[Collected data entries]
**********
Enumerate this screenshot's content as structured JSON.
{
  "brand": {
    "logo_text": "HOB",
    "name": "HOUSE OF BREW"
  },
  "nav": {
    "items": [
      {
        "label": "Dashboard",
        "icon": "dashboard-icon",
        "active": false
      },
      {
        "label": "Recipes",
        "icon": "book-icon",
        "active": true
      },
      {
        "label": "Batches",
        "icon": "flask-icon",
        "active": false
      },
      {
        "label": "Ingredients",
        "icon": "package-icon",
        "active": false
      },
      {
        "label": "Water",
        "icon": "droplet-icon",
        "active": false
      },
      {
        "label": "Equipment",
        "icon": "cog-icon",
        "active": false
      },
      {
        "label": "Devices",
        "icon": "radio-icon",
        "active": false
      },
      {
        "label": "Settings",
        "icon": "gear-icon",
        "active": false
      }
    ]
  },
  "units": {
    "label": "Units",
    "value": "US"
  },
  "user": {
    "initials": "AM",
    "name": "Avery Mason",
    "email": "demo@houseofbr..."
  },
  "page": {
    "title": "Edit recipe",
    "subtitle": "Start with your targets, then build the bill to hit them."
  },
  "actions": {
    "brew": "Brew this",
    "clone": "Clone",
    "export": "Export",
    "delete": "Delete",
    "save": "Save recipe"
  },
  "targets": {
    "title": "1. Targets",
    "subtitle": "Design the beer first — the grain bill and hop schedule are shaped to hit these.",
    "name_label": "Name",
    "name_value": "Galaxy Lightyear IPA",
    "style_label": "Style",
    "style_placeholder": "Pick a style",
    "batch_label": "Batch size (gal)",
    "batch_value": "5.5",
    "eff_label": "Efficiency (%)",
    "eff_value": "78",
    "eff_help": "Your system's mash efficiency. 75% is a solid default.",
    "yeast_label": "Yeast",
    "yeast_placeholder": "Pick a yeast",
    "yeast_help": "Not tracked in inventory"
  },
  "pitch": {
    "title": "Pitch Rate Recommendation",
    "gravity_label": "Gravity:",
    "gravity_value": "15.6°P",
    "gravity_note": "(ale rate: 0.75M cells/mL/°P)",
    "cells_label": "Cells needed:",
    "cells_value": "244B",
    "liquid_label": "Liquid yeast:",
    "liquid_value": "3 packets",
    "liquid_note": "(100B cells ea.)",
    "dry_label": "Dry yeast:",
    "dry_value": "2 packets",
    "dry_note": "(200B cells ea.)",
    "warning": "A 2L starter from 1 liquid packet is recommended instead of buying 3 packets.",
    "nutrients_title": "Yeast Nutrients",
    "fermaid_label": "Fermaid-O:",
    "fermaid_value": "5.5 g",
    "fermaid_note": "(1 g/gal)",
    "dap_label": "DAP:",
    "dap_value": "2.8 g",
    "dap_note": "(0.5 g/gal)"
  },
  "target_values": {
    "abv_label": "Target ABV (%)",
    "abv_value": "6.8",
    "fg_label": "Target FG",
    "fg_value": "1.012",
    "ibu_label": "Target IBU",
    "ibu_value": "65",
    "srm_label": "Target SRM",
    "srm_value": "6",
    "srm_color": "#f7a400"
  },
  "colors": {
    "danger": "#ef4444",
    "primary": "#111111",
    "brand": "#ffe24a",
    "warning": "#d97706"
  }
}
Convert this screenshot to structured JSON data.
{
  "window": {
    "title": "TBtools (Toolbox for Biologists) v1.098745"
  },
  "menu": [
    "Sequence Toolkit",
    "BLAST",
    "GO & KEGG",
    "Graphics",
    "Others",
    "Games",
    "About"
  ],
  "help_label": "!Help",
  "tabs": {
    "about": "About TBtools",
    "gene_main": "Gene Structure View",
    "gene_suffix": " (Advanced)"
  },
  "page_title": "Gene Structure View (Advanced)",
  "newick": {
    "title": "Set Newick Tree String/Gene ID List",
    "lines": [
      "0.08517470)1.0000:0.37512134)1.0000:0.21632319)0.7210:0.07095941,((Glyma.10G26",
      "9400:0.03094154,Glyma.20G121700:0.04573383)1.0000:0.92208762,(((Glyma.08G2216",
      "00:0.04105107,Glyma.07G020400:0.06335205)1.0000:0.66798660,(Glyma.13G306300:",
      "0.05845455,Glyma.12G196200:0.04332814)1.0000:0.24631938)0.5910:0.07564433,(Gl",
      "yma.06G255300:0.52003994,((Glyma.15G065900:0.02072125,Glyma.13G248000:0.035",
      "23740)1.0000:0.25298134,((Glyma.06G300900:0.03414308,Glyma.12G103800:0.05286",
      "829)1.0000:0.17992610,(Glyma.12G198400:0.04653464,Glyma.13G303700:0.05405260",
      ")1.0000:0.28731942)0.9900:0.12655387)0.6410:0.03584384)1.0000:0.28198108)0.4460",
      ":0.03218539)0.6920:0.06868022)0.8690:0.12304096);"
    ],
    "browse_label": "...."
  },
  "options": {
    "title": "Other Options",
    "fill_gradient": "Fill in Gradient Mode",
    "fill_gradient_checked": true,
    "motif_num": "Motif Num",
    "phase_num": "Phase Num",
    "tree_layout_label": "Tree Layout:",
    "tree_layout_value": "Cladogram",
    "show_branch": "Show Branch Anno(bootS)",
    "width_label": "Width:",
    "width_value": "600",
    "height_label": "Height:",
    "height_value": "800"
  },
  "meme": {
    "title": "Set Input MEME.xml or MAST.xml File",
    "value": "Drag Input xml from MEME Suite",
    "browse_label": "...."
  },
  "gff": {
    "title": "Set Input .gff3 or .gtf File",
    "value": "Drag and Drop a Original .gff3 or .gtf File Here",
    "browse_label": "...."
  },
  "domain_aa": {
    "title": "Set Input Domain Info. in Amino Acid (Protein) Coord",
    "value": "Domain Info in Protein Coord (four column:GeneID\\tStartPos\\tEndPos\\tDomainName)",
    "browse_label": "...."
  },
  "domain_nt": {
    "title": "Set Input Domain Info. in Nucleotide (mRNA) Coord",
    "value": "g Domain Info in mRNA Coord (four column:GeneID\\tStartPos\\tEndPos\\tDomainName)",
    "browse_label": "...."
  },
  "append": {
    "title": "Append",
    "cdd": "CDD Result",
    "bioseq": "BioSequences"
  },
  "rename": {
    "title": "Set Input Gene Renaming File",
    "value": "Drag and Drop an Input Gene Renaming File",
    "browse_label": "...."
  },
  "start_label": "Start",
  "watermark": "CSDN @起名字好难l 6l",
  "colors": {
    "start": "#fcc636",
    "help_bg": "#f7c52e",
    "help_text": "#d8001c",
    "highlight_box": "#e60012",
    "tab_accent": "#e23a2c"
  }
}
**********
WORK REQUEST → How many lines in these records hold the string "column"? Reply with the number alone.

EXPECTED ANSWER → 2